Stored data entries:
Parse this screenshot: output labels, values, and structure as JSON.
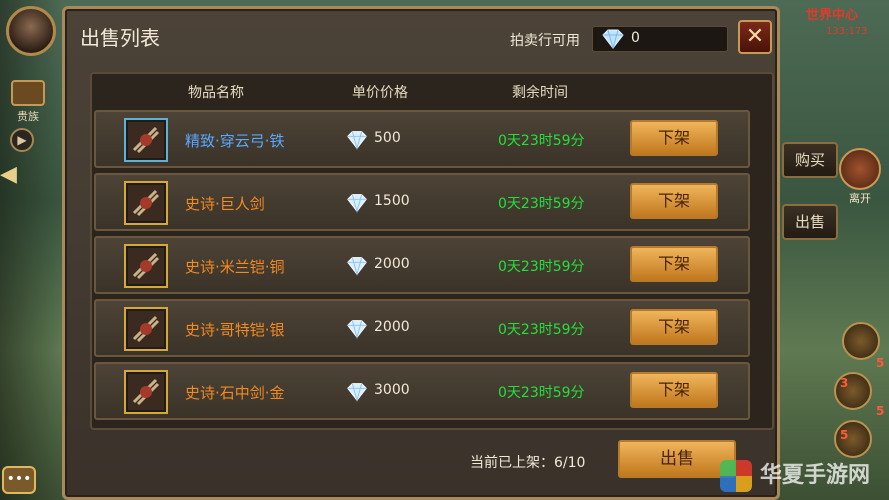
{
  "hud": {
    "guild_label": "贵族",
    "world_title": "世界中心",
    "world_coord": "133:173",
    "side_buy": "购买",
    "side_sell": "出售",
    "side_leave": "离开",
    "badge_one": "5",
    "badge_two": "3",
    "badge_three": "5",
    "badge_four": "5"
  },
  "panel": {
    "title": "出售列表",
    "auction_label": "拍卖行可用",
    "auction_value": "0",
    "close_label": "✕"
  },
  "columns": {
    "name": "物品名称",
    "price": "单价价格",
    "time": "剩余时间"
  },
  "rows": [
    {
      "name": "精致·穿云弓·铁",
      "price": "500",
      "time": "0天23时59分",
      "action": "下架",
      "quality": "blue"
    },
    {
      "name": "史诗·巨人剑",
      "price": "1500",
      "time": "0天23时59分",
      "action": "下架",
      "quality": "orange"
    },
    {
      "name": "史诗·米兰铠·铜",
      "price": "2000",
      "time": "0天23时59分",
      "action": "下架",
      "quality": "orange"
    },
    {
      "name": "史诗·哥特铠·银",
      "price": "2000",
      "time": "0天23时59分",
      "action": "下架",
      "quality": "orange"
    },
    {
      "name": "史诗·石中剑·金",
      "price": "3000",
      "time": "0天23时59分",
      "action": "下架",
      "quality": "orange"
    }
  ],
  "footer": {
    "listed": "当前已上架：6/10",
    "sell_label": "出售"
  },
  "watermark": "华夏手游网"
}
==
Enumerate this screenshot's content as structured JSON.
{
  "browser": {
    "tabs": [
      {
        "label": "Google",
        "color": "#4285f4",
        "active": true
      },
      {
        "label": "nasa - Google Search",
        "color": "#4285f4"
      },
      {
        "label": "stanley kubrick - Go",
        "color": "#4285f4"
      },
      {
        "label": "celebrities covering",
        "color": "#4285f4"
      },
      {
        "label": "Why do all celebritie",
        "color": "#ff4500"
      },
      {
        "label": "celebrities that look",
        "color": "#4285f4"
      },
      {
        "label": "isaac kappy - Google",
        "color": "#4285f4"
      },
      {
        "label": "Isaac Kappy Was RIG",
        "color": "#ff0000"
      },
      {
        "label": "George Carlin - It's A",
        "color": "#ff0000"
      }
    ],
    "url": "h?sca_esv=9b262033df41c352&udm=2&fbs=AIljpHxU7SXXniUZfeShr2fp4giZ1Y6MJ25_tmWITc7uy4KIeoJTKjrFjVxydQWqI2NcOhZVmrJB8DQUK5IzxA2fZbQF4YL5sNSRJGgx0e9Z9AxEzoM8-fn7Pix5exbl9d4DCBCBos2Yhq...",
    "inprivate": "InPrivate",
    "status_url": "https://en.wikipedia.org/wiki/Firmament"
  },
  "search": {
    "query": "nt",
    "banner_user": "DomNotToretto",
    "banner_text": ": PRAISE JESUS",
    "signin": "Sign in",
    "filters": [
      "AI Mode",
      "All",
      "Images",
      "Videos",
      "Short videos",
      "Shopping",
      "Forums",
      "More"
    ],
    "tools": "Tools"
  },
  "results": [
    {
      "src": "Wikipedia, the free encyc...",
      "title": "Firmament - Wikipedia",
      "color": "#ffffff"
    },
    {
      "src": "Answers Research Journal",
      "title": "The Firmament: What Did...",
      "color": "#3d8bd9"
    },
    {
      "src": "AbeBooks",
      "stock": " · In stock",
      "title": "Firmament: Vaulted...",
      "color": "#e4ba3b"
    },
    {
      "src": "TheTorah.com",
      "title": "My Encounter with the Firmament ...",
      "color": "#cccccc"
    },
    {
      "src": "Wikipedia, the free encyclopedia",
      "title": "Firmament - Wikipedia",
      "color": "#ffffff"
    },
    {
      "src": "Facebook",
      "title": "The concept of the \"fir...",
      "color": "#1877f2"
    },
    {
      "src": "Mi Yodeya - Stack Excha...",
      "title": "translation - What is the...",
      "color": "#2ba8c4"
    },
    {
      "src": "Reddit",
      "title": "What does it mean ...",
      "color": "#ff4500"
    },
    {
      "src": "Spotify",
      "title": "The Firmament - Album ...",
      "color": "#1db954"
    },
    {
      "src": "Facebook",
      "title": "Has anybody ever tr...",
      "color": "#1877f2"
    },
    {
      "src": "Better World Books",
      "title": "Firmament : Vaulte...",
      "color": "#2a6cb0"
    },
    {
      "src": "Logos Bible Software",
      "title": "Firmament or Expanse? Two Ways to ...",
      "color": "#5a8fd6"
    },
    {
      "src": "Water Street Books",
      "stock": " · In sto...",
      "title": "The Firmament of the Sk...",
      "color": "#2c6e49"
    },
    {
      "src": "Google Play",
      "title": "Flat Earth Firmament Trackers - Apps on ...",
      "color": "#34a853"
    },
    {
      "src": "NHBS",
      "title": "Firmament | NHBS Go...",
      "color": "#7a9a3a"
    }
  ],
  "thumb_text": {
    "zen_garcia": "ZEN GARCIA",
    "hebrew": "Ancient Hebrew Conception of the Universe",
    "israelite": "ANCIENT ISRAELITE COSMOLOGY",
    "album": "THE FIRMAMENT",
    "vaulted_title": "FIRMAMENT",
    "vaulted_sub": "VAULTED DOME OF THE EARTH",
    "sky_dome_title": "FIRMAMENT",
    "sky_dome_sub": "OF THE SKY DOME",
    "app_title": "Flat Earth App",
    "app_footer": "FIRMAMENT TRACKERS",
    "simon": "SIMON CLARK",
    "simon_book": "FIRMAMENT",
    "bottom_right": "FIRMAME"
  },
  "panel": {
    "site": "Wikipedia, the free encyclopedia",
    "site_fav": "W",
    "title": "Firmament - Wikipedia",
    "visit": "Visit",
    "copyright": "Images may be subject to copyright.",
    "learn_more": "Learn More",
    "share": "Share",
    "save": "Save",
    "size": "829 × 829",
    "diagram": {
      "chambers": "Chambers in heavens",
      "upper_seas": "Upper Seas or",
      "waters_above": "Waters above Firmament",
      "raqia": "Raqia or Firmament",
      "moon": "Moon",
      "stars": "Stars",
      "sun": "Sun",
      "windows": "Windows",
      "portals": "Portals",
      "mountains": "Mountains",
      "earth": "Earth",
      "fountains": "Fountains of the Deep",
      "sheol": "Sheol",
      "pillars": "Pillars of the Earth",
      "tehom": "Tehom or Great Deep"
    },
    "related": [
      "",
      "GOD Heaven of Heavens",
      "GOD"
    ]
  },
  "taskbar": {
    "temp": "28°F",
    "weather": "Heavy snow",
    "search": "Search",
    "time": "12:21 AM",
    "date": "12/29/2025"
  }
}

» **Given task**
Filter the records above and return every line that holds the word "screenshot".

» **Result**
Parse this screenshot: output labels, values, and structure as JSON.
Enumerate this screenshot's content as structured JSON.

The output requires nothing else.